Please reproduce every record, keeping each one exactly as written.
+++++
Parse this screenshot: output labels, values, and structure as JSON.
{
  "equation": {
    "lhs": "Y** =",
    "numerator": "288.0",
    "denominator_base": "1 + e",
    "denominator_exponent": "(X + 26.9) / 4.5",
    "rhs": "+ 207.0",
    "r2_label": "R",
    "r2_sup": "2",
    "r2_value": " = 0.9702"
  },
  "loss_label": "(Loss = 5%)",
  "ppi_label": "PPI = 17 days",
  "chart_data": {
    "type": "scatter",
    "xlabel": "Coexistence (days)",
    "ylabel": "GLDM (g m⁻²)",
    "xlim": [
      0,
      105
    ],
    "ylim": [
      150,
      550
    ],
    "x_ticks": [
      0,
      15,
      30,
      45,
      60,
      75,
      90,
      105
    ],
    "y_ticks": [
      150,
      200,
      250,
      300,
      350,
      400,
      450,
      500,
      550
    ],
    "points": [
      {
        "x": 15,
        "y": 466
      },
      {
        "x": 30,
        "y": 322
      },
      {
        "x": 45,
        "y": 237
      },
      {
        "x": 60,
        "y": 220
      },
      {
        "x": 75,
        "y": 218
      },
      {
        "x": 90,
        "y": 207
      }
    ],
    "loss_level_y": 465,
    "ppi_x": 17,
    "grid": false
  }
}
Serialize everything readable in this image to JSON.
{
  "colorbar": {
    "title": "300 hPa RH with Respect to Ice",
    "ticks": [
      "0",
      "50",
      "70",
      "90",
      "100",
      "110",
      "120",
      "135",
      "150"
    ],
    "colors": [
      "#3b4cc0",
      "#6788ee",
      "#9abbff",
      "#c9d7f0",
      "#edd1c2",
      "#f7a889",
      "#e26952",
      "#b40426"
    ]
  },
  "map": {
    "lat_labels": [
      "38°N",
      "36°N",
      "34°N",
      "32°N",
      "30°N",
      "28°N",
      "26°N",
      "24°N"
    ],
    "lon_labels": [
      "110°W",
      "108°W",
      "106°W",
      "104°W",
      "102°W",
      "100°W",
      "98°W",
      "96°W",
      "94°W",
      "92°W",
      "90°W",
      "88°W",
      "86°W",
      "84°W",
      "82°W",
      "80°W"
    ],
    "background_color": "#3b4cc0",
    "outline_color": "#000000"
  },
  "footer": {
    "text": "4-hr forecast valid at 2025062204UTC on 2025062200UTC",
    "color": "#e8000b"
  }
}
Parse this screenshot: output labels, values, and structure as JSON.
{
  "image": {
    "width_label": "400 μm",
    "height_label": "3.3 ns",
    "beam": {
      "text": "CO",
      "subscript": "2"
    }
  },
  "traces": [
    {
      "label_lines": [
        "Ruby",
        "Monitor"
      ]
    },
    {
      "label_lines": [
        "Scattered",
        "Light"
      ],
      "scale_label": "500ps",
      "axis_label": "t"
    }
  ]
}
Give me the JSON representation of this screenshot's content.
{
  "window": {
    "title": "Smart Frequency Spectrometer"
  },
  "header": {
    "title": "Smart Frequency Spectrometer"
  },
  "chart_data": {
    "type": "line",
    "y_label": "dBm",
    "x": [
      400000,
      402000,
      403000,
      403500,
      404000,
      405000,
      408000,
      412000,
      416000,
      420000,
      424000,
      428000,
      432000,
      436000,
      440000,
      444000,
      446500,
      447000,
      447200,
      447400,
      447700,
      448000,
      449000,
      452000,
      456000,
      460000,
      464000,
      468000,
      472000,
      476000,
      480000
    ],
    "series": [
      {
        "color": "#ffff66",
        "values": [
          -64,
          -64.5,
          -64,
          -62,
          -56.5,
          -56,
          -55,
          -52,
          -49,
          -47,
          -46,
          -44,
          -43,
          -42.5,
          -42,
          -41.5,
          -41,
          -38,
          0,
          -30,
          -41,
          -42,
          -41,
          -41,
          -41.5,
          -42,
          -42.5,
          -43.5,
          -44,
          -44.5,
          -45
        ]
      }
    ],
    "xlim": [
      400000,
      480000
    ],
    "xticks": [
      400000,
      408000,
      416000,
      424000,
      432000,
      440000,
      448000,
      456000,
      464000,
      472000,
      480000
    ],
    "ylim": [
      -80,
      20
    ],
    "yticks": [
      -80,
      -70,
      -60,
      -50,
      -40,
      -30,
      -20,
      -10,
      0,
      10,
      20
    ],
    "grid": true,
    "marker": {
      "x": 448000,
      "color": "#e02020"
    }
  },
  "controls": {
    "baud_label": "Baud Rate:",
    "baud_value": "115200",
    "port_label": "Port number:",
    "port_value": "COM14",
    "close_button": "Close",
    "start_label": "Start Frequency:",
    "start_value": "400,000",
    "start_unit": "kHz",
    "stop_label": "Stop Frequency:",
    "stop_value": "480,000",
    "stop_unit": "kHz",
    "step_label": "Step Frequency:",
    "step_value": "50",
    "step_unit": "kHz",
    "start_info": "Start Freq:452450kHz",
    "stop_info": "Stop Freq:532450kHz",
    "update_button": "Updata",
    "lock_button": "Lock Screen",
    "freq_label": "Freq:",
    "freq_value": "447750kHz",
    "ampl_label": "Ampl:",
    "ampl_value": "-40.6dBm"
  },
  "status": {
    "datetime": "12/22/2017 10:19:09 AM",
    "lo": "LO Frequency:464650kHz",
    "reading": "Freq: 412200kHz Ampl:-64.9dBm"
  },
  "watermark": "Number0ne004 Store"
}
+++++
**RESULT**
Parse this screenshot: output labels, values, and structure as JSON.
{
  "equation": {
    "lhs": "Y** =",
    "numerator": "288.0",
    "denominator_base": "1 + e",
    "denominator_exponent": "(X + 26.9) / 4.5",
    "rhs": "+ 207.0",
    "r2_label": "R",
    "r2_sup": "2",
    "r2_value": " = 0.9702"
  },
  "loss_label": "(Loss = 5%)",
  "ppi_label": "PPI = 17 days",
  "chart_data": {
    "type": "scatter",
    "xlabel": "Coexistence (days)",
    "ylabel": "GLDM (g m⁻²)",
    "xlim": [
      0,
      105
    ],
    "ylim": [
      150,
      550
    ],
    "x_ticks": [
      0,
      15,
      30,
      45,
      60,
      75,
      90,
      105
    ],
    "y_ticks": [
      150,
      200,
      250,
      300,
      350,
      400,
      450,
      500,
      550
    ],
    "points": [
      {
        "x": 15,
        "y": 466
      },
      {
        "x": 30,
        "y": 322
      },
      {
        "x": 45,
        "y": 237
      },
      {
        "x": 60,
        "y": 220
      },
      {
        "x": 75,
        "y": 218
      },
      {
        "x": 90,
        "y": 207
      }
    ],
    "loss_level_y": 465,
    "ppi_x": 17,
    "grid": false
  }
}
Serialize everything readable in this image to JSON.
{
  "colorbar": {
    "title": "300 hPa RH with Respect to Ice",
    "ticks": [
      "0",
      "50",
      "70",
      "90",
      "100",
      "110",
      "120",
      "135",
      "150"
    ],
    "colors": [
      "#3b4cc0",
      "#6788ee",
      "#9abbff",
      "#c9d7f0",
      "#edd1c2",
      "#f7a889",
      "#e26952",
      "#b40426"
    ]
  },
  "map": {
    "lat_labels": [
      "38°N",
      "36°N",
      "34°N",
      "32°N",
      "30°N",
      "28°N",
      "26°N",
      "24°N"
    ],
    "lon_labels": [
      "110°W",
      "108°W",
      "106°W",
      "104°W",
      "102°W",
      "100°W",
      "98°W",
      "96°W",
      "94°W",
      "92°W",
      "90°W",
      "88°W",
      "86°W",
      "84°W",
      "82°W",
      "80°W"
    ],
    "background_color": "#3b4cc0",
    "outline_color": "#000000"
  },
  "footer": {
    "text": "4-hr forecast valid at 2025062204UTC on 2025062200UTC",
    "color": "#e8000b"
  }
}
Parse this screenshot: output labels, values, and structure as JSON.
{
  "image": {
    "width_label": "400 μm",
    "height_label": "3.3 ns",
    "beam": {
      "text": "CO",
      "subscript": "2"
    }
  },
  "traces": [
    {
      "label_lines": [
        "Ruby",
        "Monitor"
      ]
    },
    {
      "label_lines": [
        "Scattered",
        "Light"
      ],
      "scale_label": "500ps",
      "axis_label": "t"
    }
  ]
}
Give me the JSON representation of this screenshot's content.
{
  "window": {
    "title": "Smart Frequency Spectrometer"
  },
  "header": {
    "title": "Smart Frequency Spectrometer"
  },
  "chart_data": {
    "type": "line",
    "y_label": "dBm",
    "x": [
      400000,
      402000,
      403000,
      403500,
      404000,
      405000,
      408000,
      412000,
      416000,
      420000,
      424000,
      428000,
      432000,
      436000,
      440000,
      444000,
      446500,
      447000,
      447200,
      447400,
      447700,
      448000,
      449000,
      452000,
      456000,
      460000,
      464000,
      468000,
      472000,
      476000,
      480000
    ],
    "series": [
      {
        "color": "#ffff66",
        "values": [
          -64,
          -64.5,
          -64,
          -62,
          -56.5,
          -56,
          -55,
          -52,
          -49,
          -47,
          -46,
          -44,
          -43,
          -42.5,
          -42,
          -41.5,
          -41,
          -38,
          0,
          -30,
          -41,
          -42,
          -41,
          -41,
          -41.5,
          -42,
          -42.5,
          -43.5,
          -44,
          -44.5,
          -45
        ]
      }
    ],
    "xlim": [
      400000,
      480000
    ],
    "xticks": [
      400000,
      408000,
      416000,
      424000,
      432000,
      440000,
      448000,
      456000,
      464000,
      472000,
      480000
    ],
    "ylim": [
      -80,
      20
    ],
    "yticks": [
      -80,
      -70,
      -60,
      -50,
      -40,
      -30,
      -20,
      -10,
      0,
      10,
      20
    ],
    "grid": true,
    "marker": {
      "x": 448000,
      "color": "#e02020"
    }
  },
  "controls": {
    "baud_label": "Baud Rate:",
    "baud_value": "115200",
    "port_label": "Port number:",
    "port_value": "COM14",
    "close_button": "Close",
    "start_label": "Start Frequency:",
    "start_value": "400,000",
    "start_unit": "kHz",
    "stop_label": "Stop Frequency:",
    "stop_value": "480,000",
    "stop_unit": "kHz",
    "step_label": "Step Frequency:",
    "step_value": "50",
    "step_unit": "kHz",
    "start_info": "Start Freq:452450kHz",
    "stop_info": "Stop Freq:532450kHz",
    "update_button": "Updata",
    "lock_button": "Lock Screen",
    "freq_label": "Freq:",
    "freq_value": "447750kHz",
    "ampl_label": "Ampl:",
    "ampl_value": "-40.6dBm"
  },
  "status": {
    "datetime": "12/22/2017 10:19:09 AM",
    "lo": "LO Frequency:464650kHz",
    "reading": "Freq: 412200kHz Ampl:-64.9dBm"
  },
  "watermark": "Number0ne004 Store"
}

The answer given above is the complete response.